[Dataset excerpt]

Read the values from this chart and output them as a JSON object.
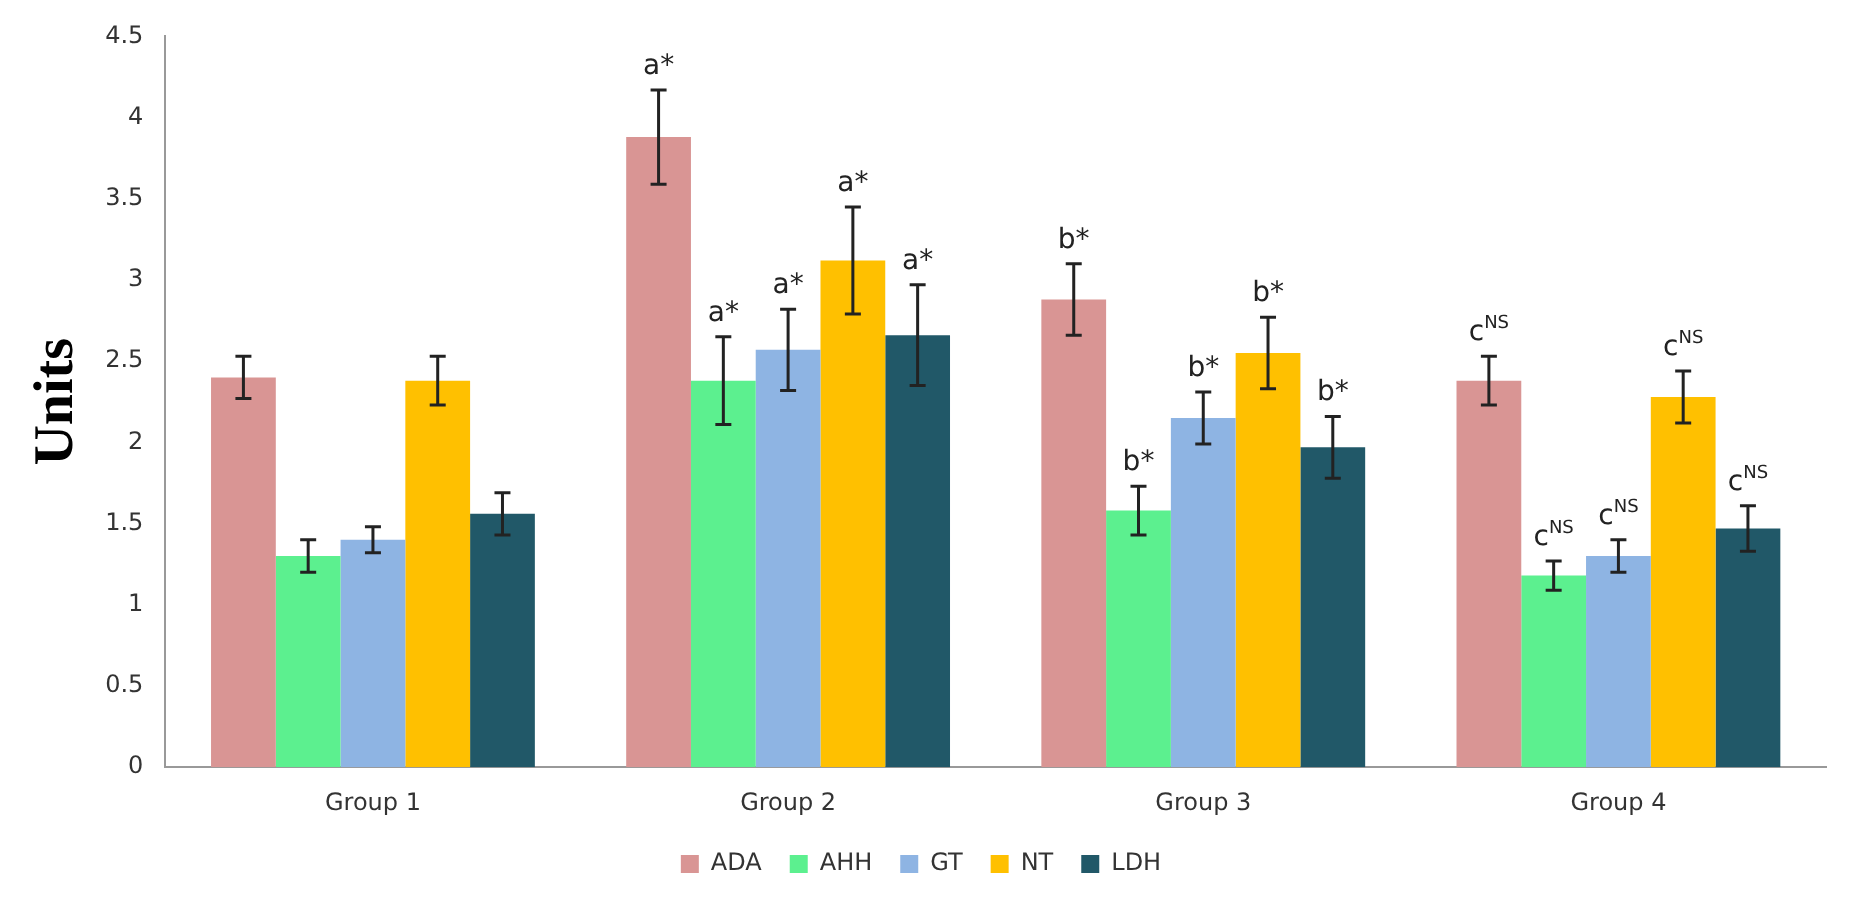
{
  "chart_data": {
    "type": "bar",
    "ylabel": "Units",
    "categories": [
      "Group 1",
      "Group 2",
      "Group 3",
      "Group 4"
    ],
    "series": [
      {
        "name": "ADA",
        "color": "#d99594",
        "values": [
          2.4,
          3.88,
          2.88,
          2.38
        ],
        "errors": [
          0.13,
          0.29,
          0.22,
          0.15
        ]
      },
      {
        "name": "AHH",
        "color": "#5cf08f",
        "values": [
          1.3,
          2.38,
          1.58,
          1.18
        ],
        "errors": [
          0.1,
          0.27,
          0.15,
          0.09
        ]
      },
      {
        "name": "GT",
        "color": "#8eb4e3",
        "values": [
          1.4,
          2.57,
          2.15,
          1.3
        ],
        "errors": [
          0.08,
          0.25,
          0.16,
          0.1
        ]
      },
      {
        "name": "NT",
        "color": "#ffc000",
        "values": [
          2.38,
          3.12,
          2.55,
          2.28
        ],
        "errors": [
          0.15,
          0.33,
          0.22,
          0.16
        ]
      },
      {
        "name": "LDH",
        "color": "#215868",
        "values": [
          1.56,
          2.66,
          1.97,
          1.47
        ],
        "errors": [
          0.13,
          0.31,
          0.19,
          0.14
        ]
      }
    ],
    "ylim": [
      0,
      4.5
    ],
    "yticks": [
      0,
      0.5,
      1,
      1.5,
      2,
      2.5,
      3,
      3.5,
      4,
      4.5
    ],
    "grid": false,
    "legend": "bottom",
    "annotations": [
      "a*",
      "a*",
      "a*",
      "a*",
      "a*",
      "b*",
      "b*",
      "b*",
      "b*",
      "b*",
      "c$^{NS}$",
      "c$^{NS}$",
      "c$^{NS}$",
      "c$^{NS}$",
      "c$^{NS}$"
    ]
  }
}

GIVEN EXERCISE:
In your copy, leave out the pictures and reproduce the material above exactly.

CORRECT RESPONSE:
Read the values from this chart and output them as a JSON object.
{
  "chart_data": {
    "type": "bar",
    "ylabel": "Units",
    "categories": [
      "Group 1",
      "Group 2",
      "Group 3",
      "Group 4"
    ],
    "series": [
      {
        "name": "ADA",
        "color": "#d99594",
        "values": [
          2.4,
          3.88,
          2.88,
          2.38
        ],
        "errors": [
          0.13,
          0.29,
          0.22,
          0.15
        ]
      },
      {
        "name": "AHH",
        "color": "#5cf08f",
        "values": [
          1.3,
          2.38,
          1.58,
          1.18
        ],
        "errors": [
          0.1,
          0.27,
          0.15,
          0.09
        ]
      },
      {
        "name": "GT",
        "color": "#8eb4e3",
        "values": [
          1.4,
          2.57,
          2.15,
          1.3
        ],
        "errors": [
          0.08,
          0.25,
          0.16,
          0.1
        ]
      },
      {
        "name": "NT",
        "color": "#ffc000",
        "values": [
          2.38,
          3.12,
          2.55,
          2.28
        ],
        "errors": [
          0.15,
          0.33,
          0.22,
          0.16
        ]
      },
      {
        "name": "LDH",
        "color": "#215868",
        "values": [
          1.56,
          2.66,
          1.97,
          1.47
        ],
        "errors": [
          0.13,
          0.31,
          0.19,
          0.14
        ]
      }
    ],
    "ylim": [
      0,
      4.5
    ],
    "yticks": [
      0,
      0.5,
      1,
      1.5,
      2,
      2.5,
      3,
      3.5,
      4,
      4.5
    ],
    "grid": false,
    "legend": "bottom",
    "annotations": [
      "a*",
      "a*",
      "a*",
      "a*",
      "a*",
      "b*",
      "b*",
      "b*",
      "b*",
      "b*",
      "c$^{NS}$",
      "c$^{NS}$",
      "c$^{NS}$",
      "c$^{NS}$",
      "c$^{NS}$"
    ]
  }
}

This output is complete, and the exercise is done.